▶ _Exercise goal_
Tally the lines that contain "volume" and report the total alone.

▶ _Data provided_
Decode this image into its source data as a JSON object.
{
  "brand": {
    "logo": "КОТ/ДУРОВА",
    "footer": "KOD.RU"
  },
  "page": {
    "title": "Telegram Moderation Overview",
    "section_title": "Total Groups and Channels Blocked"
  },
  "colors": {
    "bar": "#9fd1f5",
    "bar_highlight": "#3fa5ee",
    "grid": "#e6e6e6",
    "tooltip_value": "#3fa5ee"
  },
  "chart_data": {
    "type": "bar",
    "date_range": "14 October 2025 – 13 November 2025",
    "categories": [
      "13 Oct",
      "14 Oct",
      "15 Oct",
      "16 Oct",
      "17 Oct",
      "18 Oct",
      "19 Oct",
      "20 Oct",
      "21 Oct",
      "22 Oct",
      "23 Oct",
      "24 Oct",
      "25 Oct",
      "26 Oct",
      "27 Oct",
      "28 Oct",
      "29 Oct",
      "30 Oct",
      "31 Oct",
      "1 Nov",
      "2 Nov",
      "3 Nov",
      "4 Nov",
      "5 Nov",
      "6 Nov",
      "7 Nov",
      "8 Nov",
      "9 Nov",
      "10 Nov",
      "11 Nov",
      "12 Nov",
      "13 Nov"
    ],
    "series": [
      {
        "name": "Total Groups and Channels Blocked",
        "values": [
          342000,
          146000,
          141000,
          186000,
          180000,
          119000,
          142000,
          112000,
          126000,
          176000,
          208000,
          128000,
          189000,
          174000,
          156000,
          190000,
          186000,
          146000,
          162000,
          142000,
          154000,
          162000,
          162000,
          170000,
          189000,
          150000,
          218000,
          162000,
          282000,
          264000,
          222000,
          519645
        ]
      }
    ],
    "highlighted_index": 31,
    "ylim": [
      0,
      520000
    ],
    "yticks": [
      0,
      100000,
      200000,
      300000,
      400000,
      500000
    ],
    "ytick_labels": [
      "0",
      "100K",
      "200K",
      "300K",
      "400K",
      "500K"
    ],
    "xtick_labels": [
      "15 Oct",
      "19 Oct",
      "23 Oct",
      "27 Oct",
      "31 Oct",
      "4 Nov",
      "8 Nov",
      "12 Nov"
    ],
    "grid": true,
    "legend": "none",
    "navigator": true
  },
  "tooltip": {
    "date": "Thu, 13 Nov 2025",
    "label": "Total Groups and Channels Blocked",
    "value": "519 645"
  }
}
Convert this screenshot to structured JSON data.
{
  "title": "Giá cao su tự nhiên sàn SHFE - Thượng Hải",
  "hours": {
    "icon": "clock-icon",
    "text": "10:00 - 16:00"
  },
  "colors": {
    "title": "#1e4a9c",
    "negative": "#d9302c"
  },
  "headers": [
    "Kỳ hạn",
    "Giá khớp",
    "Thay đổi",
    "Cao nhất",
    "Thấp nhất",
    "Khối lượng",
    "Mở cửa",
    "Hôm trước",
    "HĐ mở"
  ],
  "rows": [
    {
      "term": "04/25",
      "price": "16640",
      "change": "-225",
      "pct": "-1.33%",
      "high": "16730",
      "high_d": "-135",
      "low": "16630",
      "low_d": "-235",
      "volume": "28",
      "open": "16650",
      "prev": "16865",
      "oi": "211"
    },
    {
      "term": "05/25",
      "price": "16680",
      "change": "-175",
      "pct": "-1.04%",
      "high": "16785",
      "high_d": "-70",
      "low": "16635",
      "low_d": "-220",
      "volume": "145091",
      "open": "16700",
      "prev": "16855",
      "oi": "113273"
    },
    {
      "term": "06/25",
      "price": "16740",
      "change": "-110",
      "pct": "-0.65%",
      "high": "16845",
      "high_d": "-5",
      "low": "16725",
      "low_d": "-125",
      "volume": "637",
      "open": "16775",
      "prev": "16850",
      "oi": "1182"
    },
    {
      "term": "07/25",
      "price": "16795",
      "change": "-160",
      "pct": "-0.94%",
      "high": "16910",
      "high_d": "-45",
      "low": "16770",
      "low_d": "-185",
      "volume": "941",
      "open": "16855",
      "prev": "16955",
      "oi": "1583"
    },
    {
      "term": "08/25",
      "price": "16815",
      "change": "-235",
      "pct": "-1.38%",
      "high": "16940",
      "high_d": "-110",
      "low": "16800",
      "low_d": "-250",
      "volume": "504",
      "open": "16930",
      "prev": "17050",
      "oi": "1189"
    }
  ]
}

▶ _Right answer_
5